◆ LESETEXT ◆
Lamuns bei den Proben für die Vorstellung vom 8. April im Loësaal in Chur: Moderation durch Lilian Leisinger; es spielen Mare Wieland und Nic Rüdisühli.
Lamuns bei den Proben für die Vorstellung vom 8. April im Loësaal in Chur: Moderation durch Lilian Leisinger; es spielen Mare Wieland und Nic Rüdisühli. Bild: Lamuns
Vor Corona kamen sie auf 13 Aufführungen im Jahr. 2021 waren sie Teil der szenischen Dorfführungen in Zizers. In diesem Jahr planen sie rollend, und am Freitag, 8. April, laden sie zu einer Vorstellung in Chur ein. Die Impro-Theatergruppe Lamuns aus Malans. Mitglied Nic Rüdisühli erzählt unter anderem, worin der Reiz für die Schauspieler bei dieser Theaterform liegt.

P&H: Was hat zur Gründung des Improvisationstheaters Malans geführt?
Nic Rüdisühli: Die im Jahr 2000 gegründete Gruppe war ursprünglich mit «normalen» Theaterinszenierungen unterwegs. Ein Dorftheater. Im Jahr 2007 ist Lamuns dann auf die Schweizer Improvisationsszene gestossen. Das war eine ganz andere Herausforderung, und die Gruppe hatte Feuer gefangen. Ich selbst bin erst da dazu gestossen. Dies, weil ich den Kindern meines späteren Mitbühnenpartners beim Wandern stehts freie Geschichten erzählt habe – einfach mit dem, was die Landschaft hergab. Er meinte: «Dich als Geschichtenbauer brauchen wir».

Wie ist die Theatergruppe auf den Namen Lamuns gekommen? Was soll damit assoziiert werden?
Gute Frage, ich versuche es mit Gegenfragen: Ist es eventuell romanisch? «Mund» (die Erde) oder «Munt» (Berg?). Nimmt der Artikel «La» eventuell Bezug auf das Weibliche? Oder ist da doch Malans drin? Oder die Bündner Kartoffelspeise Maluns? Wir überlassen es dem Zuschauer und seiner Fantasie, was er aus dem kauderwelsch klingenden Namen macht.

Bild: Lamuns

Worin liegt beim Impro-Theater der Reiz für die Schauspielerinnen und Schauspieler?In der Präsenz und Offenheit zum unbekannten Ziel. Es ist wie im Leben. Man weiss nie, wohin die Reise geht. Alles ist unbeständig. Nur, dass sich auf der Bühne alles in Sekundenschnelle ändern kann. Herausfordernd ist, dass man immer eine Antenne auf Empfang und eine Antenne auf Senden stellen muss – und zugegeben ein Reiz für mich persönlich war, dass ich endlich ohne Text auswendig lernen müssen Schauspielern durfte. Denn als Kind spielte ich ab und zu in der Theatergruppe meiner Grossmutter in Basel mit – ein Horror für die Souffleuse…

Bei dieser Theaterform gibt es keine einstudierten Szenen. Wonach richten sich die Schauspieler?

[Bounding-Box-Annotationen]
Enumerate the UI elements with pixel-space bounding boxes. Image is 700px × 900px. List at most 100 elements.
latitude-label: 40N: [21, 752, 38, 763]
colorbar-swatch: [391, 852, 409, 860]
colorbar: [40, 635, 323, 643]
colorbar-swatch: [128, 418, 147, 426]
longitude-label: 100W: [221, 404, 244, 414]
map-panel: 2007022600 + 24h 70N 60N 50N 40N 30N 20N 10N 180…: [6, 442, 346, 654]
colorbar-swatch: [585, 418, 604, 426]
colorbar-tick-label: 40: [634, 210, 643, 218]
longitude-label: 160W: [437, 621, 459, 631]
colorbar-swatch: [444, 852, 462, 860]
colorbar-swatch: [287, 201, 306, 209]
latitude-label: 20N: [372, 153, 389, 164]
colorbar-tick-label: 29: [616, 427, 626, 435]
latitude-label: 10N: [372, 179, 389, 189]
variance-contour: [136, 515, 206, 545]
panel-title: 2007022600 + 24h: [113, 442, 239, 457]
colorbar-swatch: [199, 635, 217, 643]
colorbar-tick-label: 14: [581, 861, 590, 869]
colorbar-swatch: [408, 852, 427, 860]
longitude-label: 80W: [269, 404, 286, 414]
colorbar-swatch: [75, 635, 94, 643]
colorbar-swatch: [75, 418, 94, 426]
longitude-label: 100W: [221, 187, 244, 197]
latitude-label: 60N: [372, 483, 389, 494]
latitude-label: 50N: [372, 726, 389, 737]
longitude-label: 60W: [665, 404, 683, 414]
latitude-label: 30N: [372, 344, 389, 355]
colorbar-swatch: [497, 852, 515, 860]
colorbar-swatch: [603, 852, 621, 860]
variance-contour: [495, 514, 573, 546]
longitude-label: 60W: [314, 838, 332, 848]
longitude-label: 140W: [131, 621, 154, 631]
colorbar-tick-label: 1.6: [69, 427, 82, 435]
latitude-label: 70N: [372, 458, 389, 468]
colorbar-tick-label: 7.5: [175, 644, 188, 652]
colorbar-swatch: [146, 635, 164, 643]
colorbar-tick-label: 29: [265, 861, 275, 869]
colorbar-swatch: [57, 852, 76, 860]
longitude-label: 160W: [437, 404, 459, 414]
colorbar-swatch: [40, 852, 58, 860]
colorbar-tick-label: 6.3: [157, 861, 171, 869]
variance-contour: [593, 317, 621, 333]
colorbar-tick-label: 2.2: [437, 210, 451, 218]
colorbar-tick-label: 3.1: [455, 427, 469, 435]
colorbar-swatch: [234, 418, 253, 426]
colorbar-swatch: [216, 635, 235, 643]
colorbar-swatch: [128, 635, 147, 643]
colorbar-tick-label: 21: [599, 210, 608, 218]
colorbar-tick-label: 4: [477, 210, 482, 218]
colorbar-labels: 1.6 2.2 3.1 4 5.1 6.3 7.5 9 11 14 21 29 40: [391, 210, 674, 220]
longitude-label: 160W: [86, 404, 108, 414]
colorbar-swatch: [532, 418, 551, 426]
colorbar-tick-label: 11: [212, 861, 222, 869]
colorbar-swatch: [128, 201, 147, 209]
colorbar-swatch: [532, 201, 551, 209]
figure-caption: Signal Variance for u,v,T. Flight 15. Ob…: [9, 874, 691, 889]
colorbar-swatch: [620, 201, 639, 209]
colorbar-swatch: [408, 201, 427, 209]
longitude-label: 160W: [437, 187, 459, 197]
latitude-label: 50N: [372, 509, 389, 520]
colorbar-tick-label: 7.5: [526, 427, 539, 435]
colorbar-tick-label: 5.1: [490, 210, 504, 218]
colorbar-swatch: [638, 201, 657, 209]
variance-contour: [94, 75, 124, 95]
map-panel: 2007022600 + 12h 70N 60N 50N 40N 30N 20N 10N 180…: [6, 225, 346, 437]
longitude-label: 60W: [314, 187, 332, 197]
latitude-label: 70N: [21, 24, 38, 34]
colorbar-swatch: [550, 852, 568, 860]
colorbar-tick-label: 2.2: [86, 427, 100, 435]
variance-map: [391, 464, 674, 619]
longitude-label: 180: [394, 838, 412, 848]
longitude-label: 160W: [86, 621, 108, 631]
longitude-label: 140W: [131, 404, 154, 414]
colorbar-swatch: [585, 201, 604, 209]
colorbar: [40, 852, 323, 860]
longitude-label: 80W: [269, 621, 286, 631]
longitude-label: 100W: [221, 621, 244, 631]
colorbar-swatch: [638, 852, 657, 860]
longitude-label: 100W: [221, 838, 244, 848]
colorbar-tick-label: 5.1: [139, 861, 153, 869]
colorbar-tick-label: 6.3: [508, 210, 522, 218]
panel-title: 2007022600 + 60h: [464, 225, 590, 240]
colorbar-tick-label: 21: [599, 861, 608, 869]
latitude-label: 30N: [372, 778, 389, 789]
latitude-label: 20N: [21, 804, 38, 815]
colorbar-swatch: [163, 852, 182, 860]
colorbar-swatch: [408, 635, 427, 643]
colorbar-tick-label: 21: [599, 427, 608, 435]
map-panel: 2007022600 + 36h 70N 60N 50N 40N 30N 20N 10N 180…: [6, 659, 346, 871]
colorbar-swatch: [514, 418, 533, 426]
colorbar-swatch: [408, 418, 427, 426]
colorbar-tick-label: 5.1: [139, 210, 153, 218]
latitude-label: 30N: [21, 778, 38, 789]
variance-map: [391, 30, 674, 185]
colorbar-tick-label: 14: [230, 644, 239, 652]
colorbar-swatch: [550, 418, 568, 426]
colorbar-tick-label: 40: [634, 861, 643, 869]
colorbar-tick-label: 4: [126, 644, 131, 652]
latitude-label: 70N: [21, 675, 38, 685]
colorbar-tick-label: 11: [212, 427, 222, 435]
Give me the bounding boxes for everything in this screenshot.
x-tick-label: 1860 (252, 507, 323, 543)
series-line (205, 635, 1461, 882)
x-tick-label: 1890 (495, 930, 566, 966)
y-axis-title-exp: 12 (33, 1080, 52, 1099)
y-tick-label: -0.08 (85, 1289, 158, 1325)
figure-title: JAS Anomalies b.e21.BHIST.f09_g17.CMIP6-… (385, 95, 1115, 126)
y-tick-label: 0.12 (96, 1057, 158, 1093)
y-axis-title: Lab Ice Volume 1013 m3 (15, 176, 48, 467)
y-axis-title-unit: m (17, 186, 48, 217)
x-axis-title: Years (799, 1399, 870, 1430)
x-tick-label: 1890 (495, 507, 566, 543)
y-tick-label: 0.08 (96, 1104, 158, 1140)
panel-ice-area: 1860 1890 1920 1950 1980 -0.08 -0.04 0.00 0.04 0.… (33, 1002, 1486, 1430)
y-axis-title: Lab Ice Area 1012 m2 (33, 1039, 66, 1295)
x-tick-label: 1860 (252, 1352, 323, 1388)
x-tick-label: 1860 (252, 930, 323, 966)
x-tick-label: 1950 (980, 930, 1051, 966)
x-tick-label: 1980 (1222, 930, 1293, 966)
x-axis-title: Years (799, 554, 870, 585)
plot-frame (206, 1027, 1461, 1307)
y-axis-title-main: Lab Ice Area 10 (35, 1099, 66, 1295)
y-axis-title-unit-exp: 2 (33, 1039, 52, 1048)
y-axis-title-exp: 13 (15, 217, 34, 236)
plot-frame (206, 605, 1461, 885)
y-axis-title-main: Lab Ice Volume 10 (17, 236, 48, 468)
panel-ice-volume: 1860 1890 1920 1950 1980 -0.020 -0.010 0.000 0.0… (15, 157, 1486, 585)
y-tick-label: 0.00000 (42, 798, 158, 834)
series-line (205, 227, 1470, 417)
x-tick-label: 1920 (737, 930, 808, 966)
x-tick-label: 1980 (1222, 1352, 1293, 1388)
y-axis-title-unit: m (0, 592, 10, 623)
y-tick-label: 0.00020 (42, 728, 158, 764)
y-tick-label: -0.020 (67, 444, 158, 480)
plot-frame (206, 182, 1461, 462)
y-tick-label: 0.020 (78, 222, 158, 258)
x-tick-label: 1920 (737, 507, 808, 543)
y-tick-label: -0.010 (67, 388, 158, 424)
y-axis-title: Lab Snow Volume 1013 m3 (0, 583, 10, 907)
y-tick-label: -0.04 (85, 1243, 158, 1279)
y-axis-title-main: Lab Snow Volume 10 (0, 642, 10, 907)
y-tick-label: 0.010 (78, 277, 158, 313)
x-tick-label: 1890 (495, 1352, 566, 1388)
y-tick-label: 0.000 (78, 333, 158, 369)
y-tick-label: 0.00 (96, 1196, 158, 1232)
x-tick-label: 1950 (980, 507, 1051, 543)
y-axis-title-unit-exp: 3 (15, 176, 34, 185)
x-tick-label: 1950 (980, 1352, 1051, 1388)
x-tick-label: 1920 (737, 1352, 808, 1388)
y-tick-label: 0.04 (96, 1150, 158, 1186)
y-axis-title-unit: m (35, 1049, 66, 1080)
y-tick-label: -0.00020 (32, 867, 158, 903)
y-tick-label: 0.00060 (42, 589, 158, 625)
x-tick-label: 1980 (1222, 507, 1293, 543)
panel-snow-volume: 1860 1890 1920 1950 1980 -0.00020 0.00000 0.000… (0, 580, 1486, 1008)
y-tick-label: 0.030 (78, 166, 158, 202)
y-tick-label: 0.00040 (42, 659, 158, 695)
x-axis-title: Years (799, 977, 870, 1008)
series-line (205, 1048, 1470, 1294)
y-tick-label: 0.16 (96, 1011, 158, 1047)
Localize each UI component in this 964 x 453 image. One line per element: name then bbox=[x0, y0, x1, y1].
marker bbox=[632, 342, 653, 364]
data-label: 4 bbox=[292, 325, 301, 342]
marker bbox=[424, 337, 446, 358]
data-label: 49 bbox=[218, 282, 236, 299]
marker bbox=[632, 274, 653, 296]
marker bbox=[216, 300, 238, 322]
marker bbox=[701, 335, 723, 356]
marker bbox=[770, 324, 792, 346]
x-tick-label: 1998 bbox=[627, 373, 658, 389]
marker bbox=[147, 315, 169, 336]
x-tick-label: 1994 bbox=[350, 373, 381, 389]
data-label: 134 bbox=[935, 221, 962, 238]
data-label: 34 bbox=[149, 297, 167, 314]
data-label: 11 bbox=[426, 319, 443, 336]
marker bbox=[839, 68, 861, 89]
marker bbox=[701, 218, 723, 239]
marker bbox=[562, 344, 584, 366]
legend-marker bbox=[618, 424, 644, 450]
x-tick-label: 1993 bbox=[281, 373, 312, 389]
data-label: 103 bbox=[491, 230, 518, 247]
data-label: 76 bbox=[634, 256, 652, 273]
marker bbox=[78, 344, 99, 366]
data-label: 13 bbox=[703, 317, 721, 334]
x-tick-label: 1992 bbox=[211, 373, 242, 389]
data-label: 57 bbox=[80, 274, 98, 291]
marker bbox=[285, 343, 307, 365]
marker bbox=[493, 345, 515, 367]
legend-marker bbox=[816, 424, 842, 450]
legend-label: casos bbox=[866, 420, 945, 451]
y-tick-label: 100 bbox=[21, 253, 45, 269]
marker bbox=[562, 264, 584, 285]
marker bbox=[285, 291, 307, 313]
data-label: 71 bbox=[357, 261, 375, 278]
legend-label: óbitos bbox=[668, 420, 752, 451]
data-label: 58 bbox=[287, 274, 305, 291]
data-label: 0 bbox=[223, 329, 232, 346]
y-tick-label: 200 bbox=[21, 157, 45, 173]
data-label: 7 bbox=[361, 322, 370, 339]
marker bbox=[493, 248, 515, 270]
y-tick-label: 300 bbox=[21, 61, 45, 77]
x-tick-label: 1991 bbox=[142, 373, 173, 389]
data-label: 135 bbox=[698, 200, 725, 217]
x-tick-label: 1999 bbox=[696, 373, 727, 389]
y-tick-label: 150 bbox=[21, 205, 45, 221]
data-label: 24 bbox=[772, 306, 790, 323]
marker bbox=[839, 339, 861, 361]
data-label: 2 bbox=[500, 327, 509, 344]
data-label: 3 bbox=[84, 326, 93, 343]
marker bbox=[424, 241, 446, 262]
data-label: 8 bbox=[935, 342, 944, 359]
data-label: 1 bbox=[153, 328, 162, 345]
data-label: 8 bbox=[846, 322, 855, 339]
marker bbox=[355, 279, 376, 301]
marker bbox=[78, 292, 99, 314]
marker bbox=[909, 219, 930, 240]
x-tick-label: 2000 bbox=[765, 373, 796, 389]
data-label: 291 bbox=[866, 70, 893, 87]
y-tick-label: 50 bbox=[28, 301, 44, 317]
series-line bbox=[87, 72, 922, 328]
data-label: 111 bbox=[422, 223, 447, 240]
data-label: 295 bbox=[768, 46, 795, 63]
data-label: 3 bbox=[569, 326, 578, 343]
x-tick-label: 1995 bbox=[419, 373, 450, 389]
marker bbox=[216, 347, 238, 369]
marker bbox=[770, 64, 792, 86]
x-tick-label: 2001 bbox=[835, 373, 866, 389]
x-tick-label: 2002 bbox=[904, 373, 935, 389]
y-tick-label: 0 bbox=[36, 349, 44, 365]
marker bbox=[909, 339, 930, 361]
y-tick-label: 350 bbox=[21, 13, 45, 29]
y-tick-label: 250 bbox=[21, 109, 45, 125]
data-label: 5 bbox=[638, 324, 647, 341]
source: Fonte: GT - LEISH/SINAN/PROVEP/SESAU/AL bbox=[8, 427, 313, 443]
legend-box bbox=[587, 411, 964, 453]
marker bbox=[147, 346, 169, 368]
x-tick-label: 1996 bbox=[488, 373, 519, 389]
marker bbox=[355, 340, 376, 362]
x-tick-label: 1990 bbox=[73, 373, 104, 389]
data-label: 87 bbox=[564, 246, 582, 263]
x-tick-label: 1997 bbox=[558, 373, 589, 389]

◆ AUFGABEN ◆
a: Schreiben Sie aus dem Text über Lamuns den Abschnitt von „P&H: Was hat“ bis „damit assoziiert werden?“ wortgetreu ab.
b: Fassen Sie den Text über Lamuns in zwei Sätzen zusammen.
c: Führen Sie den Text über Lamuns im Anschluss an seinen letzten Satz weiter.
Die Zeilen sind eigenständiges Material und gehören nicht zum Text über Lamuns.

◆ ANTWORTEN ◆
a:
P&H: Was hat zur Gründung des Improvisationstheaters Malans geführt?
Nic Rüdisühli: Die im Jahr 2000 gegründete Gruppe war ursprünglich mit «normalen» Theaterinszenierungen unterwegs. Ein Dorftheater. Im Jahr 2007 ist Lamuns dann auf die Schweizer Improvisationsszene gestossen. Das war eine ganz andere Herausforderung, und die Gruppe hatte Feuer gefangen. Ich selbst bin erst da dazu gestossen. Dies, weil ich den Kindern meines späteren Mitbühnenpartners beim Wandern stehts freie Geschichten erzählt habe – einfach mit dem, was die Landschaft hergab. Er meinte: «Dich als Geschichtenbauer brauchen wir».

Wie ist die Theatergruppe auf den Namen Lamuns gekommen? Was soll damit assoziiert werden?

b: Die Impro-Theatergruppe Lamuns aus Malans wurde im Jahr 2000 als Dorftheater gegründet, ist 2007 auf die Schweizer Improvisationsszene gestossen und lädt am 8. April zu einer Vorstellung im Loësaal in Chur ein. Laut Mitglied Nic Rüdisühli liegt der Reiz des Impro-Theaters in der Präsenz und Offenheit zum unbekannten Ziel, wobei man stets eine Antenne auf Empfang und eine auf Senden stellen muss.

c:
Grundsätzlich nach den Vorgaben des Publikums. Zum Beispiel fragen wir das Publikum nach einer Beziehung oder einem Ort. Wenn das Publikum dann zum Beispiel «Beim Heissluftballonflug» wünscht und eventuell auch noch «Schwiegermutter und Schwiegertochter» als Vorgabe gibt, dann ist das schon viel Futter und wir steigen ein. Aber es gibt auch Formen, bei denen der Schauspieler mit einer Figur ausstaffiert wird. So zum Beispiel wird ihm ein Tier als Inspiration vorgegeben. Natürlich ist die Assoziation «Seepferd» ganz anders als die Assoziation «Nilpferd», und die Figur entwickelt sich in eine ganz andere Richtung und somit auch die Beziehungen, Gefühle und Geschichten.

Bild: Lamuns

An der Vorstellung am 8. April in Chur spielen Sie zusammen mit Gästen, das heisst mit Hirschwahn aus Aarau. Wie findet die Gruppe und ihre Gäste beim Spiel zusammen, wenn vorher nichts abgesprochen wurde?
Man kennt sich in der Szene, hat über die Jahre gemeinsam Workshops besucht und lädt sich gegenseitig ein. Ein gemeinsames Aufwärmen vor dem Auftritt hilft mir persönlich schon. Da erkenne ich, wie die «gegnerischen» Mitspielerinnen und Mitspieler drauf sind. Ich denke, es ist wie bei Jazzmusikern, die zusammenkommen. Ein paar Grundregeln braucht aber schon: Die Grundhaltung, den «Gegner» auf der Bühne gut aussehen zulassen, ist natürlich Pflicht, eine Prise Achtsamkeit hilfreich und Freude am Unbekannten dann Kür.

Auf welche Form des Improtheaters dürfen sich die Besucher der Vorstellungen in Chur freuen?
Es ist ein Wettkampf sozusagen ein «Impro-Match» geplant. Es erwarten uns knackige Spielformen mit Vorgaben, welche die Schauspielerinnen und Schauspieler erfüllen müssen. Ob das für Lamuns ein Heimspiel wird, ist offen … Auch darf sich das Publikum auf die musikalische Untermalung durch Urs Stocker mit der Gitarre freuen. Das Gegenspiel findet dann am 6. Mai in Aarau statt.

Bild: Lamuns

Welche Aufgabe kommt dem Publikum in diesen Vorstellungen zuteil?
Das wichtigste gleich vorab: Keine Zuschauerin und auch kein Zuschauer muss auf die Bühne. Die Zuschauer werden durch die Moderation aufgefordert, Inputs laut in die Runde hineinzurufen. Und danach darf das Publikum sich öffnen und geniessen. Zudem darf es zwischen den Spielen Punkte vergeben.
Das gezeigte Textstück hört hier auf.